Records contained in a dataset
— BEGIN —
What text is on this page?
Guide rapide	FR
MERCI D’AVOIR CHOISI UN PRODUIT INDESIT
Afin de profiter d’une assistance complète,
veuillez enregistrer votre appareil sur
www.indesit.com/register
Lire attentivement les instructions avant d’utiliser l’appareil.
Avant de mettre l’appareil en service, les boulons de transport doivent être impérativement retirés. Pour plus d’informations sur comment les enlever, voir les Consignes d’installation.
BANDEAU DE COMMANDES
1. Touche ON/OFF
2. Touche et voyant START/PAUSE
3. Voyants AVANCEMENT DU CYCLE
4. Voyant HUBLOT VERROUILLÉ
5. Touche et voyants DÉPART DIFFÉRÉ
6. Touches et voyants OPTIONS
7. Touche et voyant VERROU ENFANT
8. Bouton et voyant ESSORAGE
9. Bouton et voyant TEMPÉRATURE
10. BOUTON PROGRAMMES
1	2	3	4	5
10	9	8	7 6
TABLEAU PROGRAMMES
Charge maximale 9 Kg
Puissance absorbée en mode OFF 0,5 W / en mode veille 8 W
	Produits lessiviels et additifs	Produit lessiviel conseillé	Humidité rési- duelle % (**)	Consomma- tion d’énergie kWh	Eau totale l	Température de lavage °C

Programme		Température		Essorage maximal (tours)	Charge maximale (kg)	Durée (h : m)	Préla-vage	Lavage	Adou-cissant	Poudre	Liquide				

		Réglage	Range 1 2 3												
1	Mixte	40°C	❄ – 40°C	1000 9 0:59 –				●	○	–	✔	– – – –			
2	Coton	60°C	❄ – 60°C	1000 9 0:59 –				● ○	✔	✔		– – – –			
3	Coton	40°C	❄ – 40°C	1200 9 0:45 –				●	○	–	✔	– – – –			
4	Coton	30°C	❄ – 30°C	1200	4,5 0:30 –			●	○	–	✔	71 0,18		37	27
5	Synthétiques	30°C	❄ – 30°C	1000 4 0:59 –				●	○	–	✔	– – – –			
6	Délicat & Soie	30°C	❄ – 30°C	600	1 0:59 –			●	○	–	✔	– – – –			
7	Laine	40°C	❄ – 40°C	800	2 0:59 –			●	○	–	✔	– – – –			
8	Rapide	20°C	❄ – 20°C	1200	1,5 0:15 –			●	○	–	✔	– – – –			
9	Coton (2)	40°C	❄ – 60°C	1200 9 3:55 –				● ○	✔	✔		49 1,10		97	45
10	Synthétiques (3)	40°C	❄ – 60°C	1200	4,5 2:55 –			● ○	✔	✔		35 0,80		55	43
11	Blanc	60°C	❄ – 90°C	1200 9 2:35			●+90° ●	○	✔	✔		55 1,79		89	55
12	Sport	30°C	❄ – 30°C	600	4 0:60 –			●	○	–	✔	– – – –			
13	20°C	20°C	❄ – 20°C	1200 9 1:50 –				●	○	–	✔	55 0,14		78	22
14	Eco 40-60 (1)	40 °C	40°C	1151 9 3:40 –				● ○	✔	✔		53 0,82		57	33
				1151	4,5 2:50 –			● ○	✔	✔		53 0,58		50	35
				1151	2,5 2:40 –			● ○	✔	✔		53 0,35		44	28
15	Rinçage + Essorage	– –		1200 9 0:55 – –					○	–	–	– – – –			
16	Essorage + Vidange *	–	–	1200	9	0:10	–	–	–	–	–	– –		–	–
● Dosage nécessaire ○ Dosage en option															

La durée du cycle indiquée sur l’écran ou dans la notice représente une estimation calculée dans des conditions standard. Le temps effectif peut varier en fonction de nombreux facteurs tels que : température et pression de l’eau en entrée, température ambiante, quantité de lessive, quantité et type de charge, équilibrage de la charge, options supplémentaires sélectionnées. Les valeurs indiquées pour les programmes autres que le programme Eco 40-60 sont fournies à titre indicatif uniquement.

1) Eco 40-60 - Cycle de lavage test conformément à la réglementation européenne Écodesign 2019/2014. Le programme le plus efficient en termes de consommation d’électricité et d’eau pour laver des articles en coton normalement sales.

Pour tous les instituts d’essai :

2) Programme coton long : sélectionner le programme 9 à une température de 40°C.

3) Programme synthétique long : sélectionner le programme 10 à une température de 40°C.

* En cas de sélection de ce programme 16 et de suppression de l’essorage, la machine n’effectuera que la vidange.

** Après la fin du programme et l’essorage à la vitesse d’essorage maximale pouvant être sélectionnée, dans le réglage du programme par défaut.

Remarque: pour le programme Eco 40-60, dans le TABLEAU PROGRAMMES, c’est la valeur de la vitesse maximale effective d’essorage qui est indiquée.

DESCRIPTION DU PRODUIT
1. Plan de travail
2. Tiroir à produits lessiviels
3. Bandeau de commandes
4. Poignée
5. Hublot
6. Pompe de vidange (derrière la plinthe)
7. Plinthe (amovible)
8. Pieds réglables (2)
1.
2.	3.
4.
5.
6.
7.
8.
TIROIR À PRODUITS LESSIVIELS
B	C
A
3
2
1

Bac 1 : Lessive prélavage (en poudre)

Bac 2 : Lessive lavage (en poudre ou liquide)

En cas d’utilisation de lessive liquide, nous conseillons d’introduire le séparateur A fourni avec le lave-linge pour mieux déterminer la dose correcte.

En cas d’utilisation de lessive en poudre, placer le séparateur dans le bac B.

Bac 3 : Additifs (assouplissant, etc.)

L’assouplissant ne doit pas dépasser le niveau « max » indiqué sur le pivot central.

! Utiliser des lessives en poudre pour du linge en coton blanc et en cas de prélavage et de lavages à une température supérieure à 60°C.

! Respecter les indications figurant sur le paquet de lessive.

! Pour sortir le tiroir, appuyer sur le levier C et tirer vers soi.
— END —
**Instructions to follow:**
Restate the data above word for word.

**Full solution:**
What text is on this page?
Guide rapide	FR
MERCI D’AVOIR CHOISI UN PRODUIT INDESIT
Afin de profiter d’une assistance complète,
veuillez enregistrer votre appareil sur
www.indesit.com/register
Lire attentivement les instructions avant d’utiliser l’appareil.
Avant de mettre l’appareil en service, les boulons de transport doivent être impérativement retirés. Pour plus d’informations sur comment les enlever, voir les Consignes d’installation.
BANDEAU DE COMMANDES
1. Touche ON/OFF
2. Touche et voyant START/PAUSE
3. Voyants AVANCEMENT DU CYCLE
4. Voyant HUBLOT VERROUILLÉ
5. Touche et voyants DÉPART DIFFÉRÉ
6. Touches et voyants OPTIONS
7. Touche et voyant VERROU ENFANT
8. Bouton et voyant ESSORAGE
9. Bouton et voyant TEMPÉRATURE
10. BOUTON PROGRAMMES
1	2	3	4	5
10	9	8	7 6
TABLEAU PROGRAMMES
Charge maximale 9 Kg
Puissance absorbée en mode OFF 0,5 W / en mode veille 8 W
	Produits lessiviels et additifs	Produit lessiviel conseillé	Humidité rési- duelle % (**)	Consomma- tion d’énergie kWh	Eau totale l	Température de lavage °C

Programme		Température		Essorage maximal (tours)	Charge maximale (kg)	Durée (h : m)	Préla-vage	Lavage	Adou-cissant	Poudre	Liquide				

		Réglage	Range 1 2 3												
1	Mixte	40°C	❄ – 40°C	1000 9 0:59 –				●	○	–	✔	– – – –			
2	Coton	60°C	❄ – 60°C	1000 9 0:59 –				● ○	✔	✔		– – – –			
3	Coton	40°C	❄ – 40°C	1200 9 0:45 –				●	○	–	✔	– – – –			
4	Coton	30°C	❄ – 30°C	1200	4,5 0:30 –			●	○	–	✔	71 0,18		37	27
5	Synthétiques	30°C	❄ – 30°C	1000 4 0:59 –				●	○	–	✔	– – – –			
6	Délicat & Soie	30°C	❄ – 30°C	600	1 0:59 –			●	○	–	✔	– – – –			
7	Laine	40°C	❄ – 40°C	800	2 0:59 –			●	○	–	✔	– – – –			
8	Rapide	20°C	❄ – 20°C	1200	1,5 0:15 –			●	○	–	✔	– – – –			
9	Coton (2)	40°C	❄ – 60°C	1200 9 3:55 –				● ○	✔	✔		49 1,10		97	45
10	Synthétiques (3)	40°C	❄ – 60°C	1200	4,5 2:55 –			● ○	✔	✔		35 0,80		55	43
11	Blanc	60°C	❄ – 90°C	1200 9 2:35			●+90° ●	○	✔	✔		55 1,79		89	55
12	Sport	30°C	❄ – 30°C	600	4 0:60 –			●	○	–	✔	– – – –			
13	20°C	20°C	❄ – 20°C	1200 9 1:50 –				●	○	–	✔	55 0,14		78	22
14	Eco 40-60 (1)	40 °C	40°C	1151 9 3:40 –				● ○	✔	✔		53 0,82		57	33
				1151	4,5 2:50 –			● ○	✔	✔		53 0,58		50	35
				1151	2,5 2:40 –			● ○	✔	✔		53 0,35		44	28
15	Rinçage + Essorage	– –		1200 9 0:55 – –					○	–	–	– – – –			
16	Essorage + Vidange *	–	–	1200	9	0:10	–	–	–	–	–	– –		–	–
● Dosage nécessaire ○ Dosage en option															

La durée du cycle indiquée sur l’écran ou dans la notice représente une estimation calculée dans des conditions standard. Le temps effectif peut varier en fonction de nombreux facteurs tels que : température et pression de l’eau en entrée, température ambiante, quantité de lessive, quantité et type de charge, équilibrage de la charge, options supplémentaires sélectionnées. Les valeurs indiquées pour les programmes autres que le programme Eco 40-60 sont fournies à titre indicatif uniquement.

1) Eco 40-60 - Cycle de lavage test conformément à la réglementation européenne Écodesign 2019/2014. Le programme le plus efficient en termes de consommation d’électricité et d’eau pour laver des articles en coton normalement sales.

Pour tous les instituts d’essai :

2) Programme coton long : sélectionner le programme 9 à une température de 40°C.

3) Programme synthétique long : sélectionner le programme 10 à une température de 40°C.

* En cas de sélection de ce programme 16 et de suppression de l’essorage, la machine n’effectuera que la vidange.

** Après la fin du programme et l’essorage à la vitesse d’essorage maximale pouvant être sélectionnée, dans le réglage du programme par défaut.

Remarque: pour le programme Eco 40-60, dans le TABLEAU PROGRAMMES, c’est la valeur de la vitesse maximale effective d’essorage qui est indiquée.

DESCRIPTION DU PRODUIT
1. Plan de travail
2. Tiroir à produits lessiviels
3. Bandeau de commandes
4. Poignée
5. Hublot
6. Pompe de vidange (derrière la plinthe)
7. Plinthe (amovible)
8. Pieds réglables (2)
1.
2.	3.
4.
5.
6.
7.
8.
TIROIR À PRODUITS LESSIVIELS
B	C
A
3
2
1

Bac 1 : Lessive prélavage (en poudre)

Bac 2 : Lessive lavage (en poudre ou liquide)

En cas d’utilisation de lessive liquide, nous conseillons d’introduire le séparateur A fourni avec le lave-linge pour mieux déterminer la dose correcte.

En cas d’utilisation de lessive en poudre, placer le séparateur dans le bac B.

Bac 3 : Additifs (assouplissant, etc.)

L’assouplissant ne doit pas dépasser le niveau « max » indiqué sur le pivot central.

! Utiliser des lessives en poudre pour du linge en coton blanc et en cas de prélavage et de lavages à une température supérieure à 60°C.

! Respecter les indications figurant sur le paquet de lessive.

! Pour sortir le tiroir, appuyer sur le levier C et tirer vers soi.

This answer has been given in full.